### OBJECTIVE
Nothing in the records may be left out or altered; reproduce them all exactly.

--------------------

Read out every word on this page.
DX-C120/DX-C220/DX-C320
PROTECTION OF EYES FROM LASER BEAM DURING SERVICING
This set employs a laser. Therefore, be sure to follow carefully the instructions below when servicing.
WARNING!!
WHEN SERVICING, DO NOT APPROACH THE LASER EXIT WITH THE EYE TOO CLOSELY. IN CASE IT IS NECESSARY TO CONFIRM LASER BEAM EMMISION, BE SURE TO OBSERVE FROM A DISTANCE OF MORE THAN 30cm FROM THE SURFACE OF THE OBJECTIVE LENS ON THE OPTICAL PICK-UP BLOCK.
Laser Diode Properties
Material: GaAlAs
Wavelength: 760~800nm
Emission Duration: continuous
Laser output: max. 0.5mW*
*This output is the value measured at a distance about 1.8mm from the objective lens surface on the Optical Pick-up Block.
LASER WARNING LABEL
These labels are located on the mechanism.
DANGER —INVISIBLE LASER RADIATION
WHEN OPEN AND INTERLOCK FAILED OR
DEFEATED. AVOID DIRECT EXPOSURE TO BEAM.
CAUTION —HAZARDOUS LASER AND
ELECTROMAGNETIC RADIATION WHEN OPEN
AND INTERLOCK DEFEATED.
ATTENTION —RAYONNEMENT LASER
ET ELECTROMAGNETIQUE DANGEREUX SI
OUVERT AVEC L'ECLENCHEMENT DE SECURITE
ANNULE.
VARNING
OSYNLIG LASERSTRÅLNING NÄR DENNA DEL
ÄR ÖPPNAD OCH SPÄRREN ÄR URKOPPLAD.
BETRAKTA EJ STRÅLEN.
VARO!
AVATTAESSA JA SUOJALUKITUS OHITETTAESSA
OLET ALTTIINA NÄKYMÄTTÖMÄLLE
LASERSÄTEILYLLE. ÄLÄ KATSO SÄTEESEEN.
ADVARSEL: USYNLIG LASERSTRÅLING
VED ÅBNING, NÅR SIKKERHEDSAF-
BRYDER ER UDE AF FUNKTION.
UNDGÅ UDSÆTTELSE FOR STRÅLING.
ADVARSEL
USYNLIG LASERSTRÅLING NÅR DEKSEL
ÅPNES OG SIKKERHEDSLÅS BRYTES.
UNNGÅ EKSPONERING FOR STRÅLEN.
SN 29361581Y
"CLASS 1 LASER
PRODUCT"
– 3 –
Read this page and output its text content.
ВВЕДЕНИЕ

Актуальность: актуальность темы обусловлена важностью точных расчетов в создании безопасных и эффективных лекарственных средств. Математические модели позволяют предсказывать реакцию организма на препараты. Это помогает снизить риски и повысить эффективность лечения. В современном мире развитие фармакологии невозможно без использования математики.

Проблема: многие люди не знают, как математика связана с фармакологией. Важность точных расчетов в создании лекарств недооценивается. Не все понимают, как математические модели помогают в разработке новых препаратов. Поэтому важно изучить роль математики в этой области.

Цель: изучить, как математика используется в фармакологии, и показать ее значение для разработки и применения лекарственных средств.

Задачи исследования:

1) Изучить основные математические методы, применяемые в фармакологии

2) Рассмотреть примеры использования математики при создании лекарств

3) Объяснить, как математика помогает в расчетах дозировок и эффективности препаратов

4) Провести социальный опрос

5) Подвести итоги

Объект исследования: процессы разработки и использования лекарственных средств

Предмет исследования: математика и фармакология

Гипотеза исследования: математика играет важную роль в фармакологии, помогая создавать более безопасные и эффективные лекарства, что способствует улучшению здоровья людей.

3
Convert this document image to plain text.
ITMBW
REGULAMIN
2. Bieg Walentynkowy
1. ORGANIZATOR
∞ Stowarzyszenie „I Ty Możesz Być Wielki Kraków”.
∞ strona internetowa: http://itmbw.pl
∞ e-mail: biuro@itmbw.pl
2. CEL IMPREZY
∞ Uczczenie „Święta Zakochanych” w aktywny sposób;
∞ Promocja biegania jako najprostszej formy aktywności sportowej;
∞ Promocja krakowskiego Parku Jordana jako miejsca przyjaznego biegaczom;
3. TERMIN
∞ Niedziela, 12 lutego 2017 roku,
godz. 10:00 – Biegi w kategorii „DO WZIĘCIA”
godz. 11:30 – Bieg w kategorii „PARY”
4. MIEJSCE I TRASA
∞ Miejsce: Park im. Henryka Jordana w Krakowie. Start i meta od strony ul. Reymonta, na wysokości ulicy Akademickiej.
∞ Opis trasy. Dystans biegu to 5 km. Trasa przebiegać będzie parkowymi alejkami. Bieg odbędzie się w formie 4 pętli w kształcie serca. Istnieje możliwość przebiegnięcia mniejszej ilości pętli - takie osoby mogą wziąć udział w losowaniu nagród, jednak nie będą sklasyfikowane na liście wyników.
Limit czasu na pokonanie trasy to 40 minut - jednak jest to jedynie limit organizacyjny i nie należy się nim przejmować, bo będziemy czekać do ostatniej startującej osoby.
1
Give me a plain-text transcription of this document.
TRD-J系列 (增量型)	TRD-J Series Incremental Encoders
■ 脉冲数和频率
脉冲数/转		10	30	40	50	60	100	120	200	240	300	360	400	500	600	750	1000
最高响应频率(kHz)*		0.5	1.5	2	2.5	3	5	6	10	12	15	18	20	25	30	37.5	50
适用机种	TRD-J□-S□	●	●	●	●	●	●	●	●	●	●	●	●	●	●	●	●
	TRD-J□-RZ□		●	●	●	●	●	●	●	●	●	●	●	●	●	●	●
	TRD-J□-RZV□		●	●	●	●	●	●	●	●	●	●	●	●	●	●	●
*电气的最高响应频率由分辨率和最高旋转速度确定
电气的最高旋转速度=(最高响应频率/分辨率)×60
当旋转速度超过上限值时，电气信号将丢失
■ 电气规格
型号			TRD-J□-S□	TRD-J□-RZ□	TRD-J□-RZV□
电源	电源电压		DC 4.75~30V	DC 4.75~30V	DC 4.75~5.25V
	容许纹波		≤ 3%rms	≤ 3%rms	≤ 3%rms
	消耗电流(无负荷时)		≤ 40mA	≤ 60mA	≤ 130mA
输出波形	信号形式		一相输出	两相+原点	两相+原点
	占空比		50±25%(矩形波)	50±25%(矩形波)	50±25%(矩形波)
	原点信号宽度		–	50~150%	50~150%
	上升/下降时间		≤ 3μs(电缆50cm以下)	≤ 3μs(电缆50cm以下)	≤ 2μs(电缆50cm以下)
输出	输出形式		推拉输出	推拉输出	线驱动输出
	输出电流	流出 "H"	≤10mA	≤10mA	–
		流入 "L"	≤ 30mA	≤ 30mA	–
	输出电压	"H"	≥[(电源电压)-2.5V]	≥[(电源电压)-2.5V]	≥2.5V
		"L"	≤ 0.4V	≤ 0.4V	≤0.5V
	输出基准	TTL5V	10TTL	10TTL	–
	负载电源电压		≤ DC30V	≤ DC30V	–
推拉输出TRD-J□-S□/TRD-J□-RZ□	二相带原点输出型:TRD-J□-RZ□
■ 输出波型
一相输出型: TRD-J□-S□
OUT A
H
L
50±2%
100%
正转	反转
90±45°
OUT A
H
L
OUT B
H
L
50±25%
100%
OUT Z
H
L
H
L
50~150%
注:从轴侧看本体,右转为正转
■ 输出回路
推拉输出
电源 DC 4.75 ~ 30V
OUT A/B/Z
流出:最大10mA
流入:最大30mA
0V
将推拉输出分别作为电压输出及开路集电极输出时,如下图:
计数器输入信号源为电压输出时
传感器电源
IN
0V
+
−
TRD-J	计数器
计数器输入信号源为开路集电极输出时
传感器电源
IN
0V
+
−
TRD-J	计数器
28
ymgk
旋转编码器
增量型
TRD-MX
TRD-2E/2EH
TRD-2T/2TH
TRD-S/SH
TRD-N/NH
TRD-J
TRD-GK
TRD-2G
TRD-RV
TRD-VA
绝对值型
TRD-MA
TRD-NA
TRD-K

--------------------

### FINISHED TASK
Read out every word on this page.
DX-C120/DX-C220/DX-C320
PROTECTION OF EYES FROM LASER BEAM DURING SERVICING
This set employs a laser. Therefore, be sure to follow carefully the instructions below when servicing.
WARNING!!
WHEN SERVICING, DO NOT APPROACH THE LASER EXIT WITH THE EYE TOO CLOSELY. IN CASE IT IS NECESSARY TO CONFIRM LASER BEAM EMMISION, BE SURE TO OBSERVE FROM A DISTANCE OF MORE THAN 30cm FROM THE SURFACE OF THE OBJECTIVE LENS ON THE OPTICAL PICK-UP BLOCK.
Laser Diode Properties
Material: GaAlAs
Wavelength: 760~800nm
Emission Duration: continuous
Laser output: max. 0.5mW*
*This output is the value measured at a distance about 1.8mm from the objective lens surface on the Optical Pick-up Block.
LASER WARNING LABEL
These labels are located on the mechanism.
DANGER —INVISIBLE LASER RADIATION
WHEN OPEN AND INTERLOCK FAILED OR
DEFEATED. AVOID DIRECT EXPOSURE TO BEAM.
CAUTION —HAZARDOUS LASER AND
ELECTROMAGNETIC RADIATION WHEN OPEN
AND INTERLOCK DEFEATED.
ATTENTION —RAYONNEMENT LASER
ET ELECTROMAGNETIQUE DANGEREUX SI
OUVERT AVEC L'ECLENCHEMENT DE SECURITE
ANNULE.
VARNING
OSYNLIG LASERSTRÅLNING NÄR DENNA DEL
ÄR ÖPPNAD OCH SPÄRREN ÄR URKOPPLAD.
BETRAKTA EJ STRÅLEN.
VARO!
AVATTAESSA JA SUOJALUKITUS OHITETTAESSA
OLET ALTTIINA NÄKYMÄTTÖMÄLLE
LASERSÄTEILYLLE. ÄLÄ KATSO SÄTEESEEN.
ADVARSEL: USYNLIG LASERSTRÅLING
VED ÅBNING, NÅR SIKKERHEDSAF-
BRYDER ER UDE AF FUNKTION.
UNDGÅ UDSÆTTELSE FOR STRÅLING.
ADVARSEL
USYNLIG LASERSTRÅLING NÅR DEKSEL
ÅPNES OG SIKKERHEDSLÅS BRYTES.
UNNGÅ EKSPONERING FOR STRÅLEN.
SN 29361581Y
"CLASS 1 LASER
PRODUCT"
– 3 –
Read this page and output its text content.
ВВЕДЕНИЕ

Актуальность: актуальность темы обусловлена важностью точных расчетов в создании безопасных и эффективных лекарственных средств. Математические модели позволяют предсказывать реакцию организма на препараты. Это помогает снизить риски и повысить эффективность лечения. В современном мире развитие фармакологии невозможно без использования математики.

Проблема: многие люди не знают, как математика связана с фармакологией. Важность точных расчетов в создании лекарств недооценивается. Не все понимают, как математические модели помогают в разработке новых препаратов. Поэтому важно изучить роль математики в этой области.

Цель: изучить, как математика используется в фармакологии, и показать ее значение для разработки и применения лекарственных средств.

Задачи исследования:

1) Изучить основные математические методы, применяемые в фармакологии

2) Рассмотреть примеры использования математики при создании лекарств

3) Объяснить, как математика помогает в расчетах дозировок и эффективности препаратов

4) Провести социальный опрос

5) Подвести итоги

Объект исследования: процессы разработки и использования лекарственных средств

Предмет исследования: математика и фармакология

Гипотеза исследования: математика играет важную роль в фармакологии, помогая создавать более безопасные и эффективные лекарства, что способствует улучшению здоровья людей.

3
Convert this document image to plain text.
ITMBW
REGULAMIN
2. Bieg Walentynkowy
1. ORGANIZATOR
∞ Stowarzyszenie „I Ty Możesz Być Wielki Kraków”.
∞ strona internetowa: http://itmbw.pl
∞ e-mail: biuro@itmbw.pl
2. CEL IMPREZY
∞ Uczczenie „Święta Zakochanych” w aktywny sposób;
∞ Promocja biegania jako najprostszej formy aktywności sportowej;
∞ Promocja krakowskiego Parku Jordana jako miejsca przyjaznego biegaczom;
3. TERMIN
∞ Niedziela, 12 lutego 2017 roku,
godz. 10:00 – Biegi w kategorii „DO WZIĘCIA”
godz. 11:30 – Bieg w kategorii „PARY”
4. MIEJSCE I TRASA
∞ Miejsce: Park im. Henryka Jordana w Krakowie. Start i meta od strony ul. Reymonta, na wysokości ulicy Akademickiej.
∞ Opis trasy. Dystans biegu to 5 km. Trasa przebiegać będzie parkowymi alejkami. Bieg odbędzie się w formie 4 pętli w kształcie serca. Istnieje możliwość przebiegnięcia mniejszej ilości pętli - takie osoby mogą wziąć udział w losowaniu nagród, jednak nie będą sklasyfikowane na liście wyników.
Limit czasu na pokonanie trasy to 40 minut - jednak jest to jedynie limit organizacyjny i nie należy się nim przejmować, bo będziemy czekać do ostatniej startującej osoby.
1
Give me a plain-text transcription of this document.
TRD-J系列 (增量型)	TRD-J Series Incremental Encoders
■ 脉冲数和频率
脉冲数/转		10	30	40	50	60	100	120	200	240	300	360	400	500	600	750	1000
最高响应频率(kHz)*		0.5	1.5	2	2.5	3	5	6	10	12	15	18	20	25	30	37.5	50
适用机种	TRD-J□-S□	●	●	●	●	●	●	●	●	●	●	●	●	●	●	●	●
	TRD-J□-RZ□		●	●	●	●	●	●	●	●	●	●	●	●	●	●	●
	TRD-J□-RZV□		●	●	●	●	●	●	●	●	●	●	●	●	●	●	●
*电气的最高响应频率由分辨率和最高旋转速度确定
电气的最高旋转速度=(最高响应频率/分辨率)×60
当旋转速度超过上限值时，电气信号将丢失
■ 电气规格
型号			TRD-J□-S□	TRD-J□-RZ□	TRD-J□-RZV□
电源	电源电压		DC 4.75~30V	DC 4.75~30V	DC 4.75~5.25V
	容许纹波		≤ 3%rms	≤ 3%rms	≤ 3%rms
	消耗电流(无负荷时)		≤ 40mA	≤ 60mA	≤ 130mA
输出波形	信号形式		一相输出	两相+原点	两相+原点
	占空比		50±25%(矩形波)	50±25%(矩形波)	50±25%(矩形波)
	原点信号宽度		–	50~150%	50~150%
	上升/下降时间		≤ 3μs(电缆50cm以下)	≤ 3μs(电缆50cm以下)	≤ 2μs(电缆50cm以下)
输出	输出形式		推拉输出	推拉输出	线驱动输出
	输出电流	流出 "H"	≤10mA	≤10mA	–
		流入 "L"	≤ 30mA	≤ 30mA	–
	输出电压	"H"	≥[(电源电压)-2.5V]	≥[(电源电压)-2.5V]	≥2.5V
		"L"	≤ 0.4V	≤ 0.4V	≤0.5V
	输出基准	TTL5V	10TTL	10TTL	–
	负载电源电压		≤ DC30V	≤ DC30V	–
推拉输出TRD-J□-S□/TRD-J□-RZ□	二相带原点输出型:TRD-J□-RZ□
■ 输出波型
一相输出型: TRD-J□-S□
OUT A
H
L
50±2%
100%
正转	反转
90±45°
OUT A
H
L
OUT B
H
L
50±25%
100%
OUT Z
H
L
H
L
50~150%
注:从轴侧看本体,右转为正转
■ 输出回路
推拉输出
电源 DC 4.75 ~ 30V
OUT A/B/Z
流出:最大10mA
流入:最大30mA
0V
将推拉输出分别作为电压输出及开路集电极输出时,如下图:
计数器输入信号源为电压输出时
传感器电源
IN
0V
+
−
TRD-J	计数器
计数器输入信号源为开路集电极输出时
传感器电源
IN
0V
+
−
TRD-J	计数器
28
ymgk
旋转编码器
增量型
TRD-MX
TRD-2E/2EH
TRD-2T/2TH
TRD-S/SH
TRD-N/NH
TRD-J
TRD-GK
TRD-2G
TRD-RV
TRD-VA
绝对值型
TRD-MA
TRD-NA
TRD-K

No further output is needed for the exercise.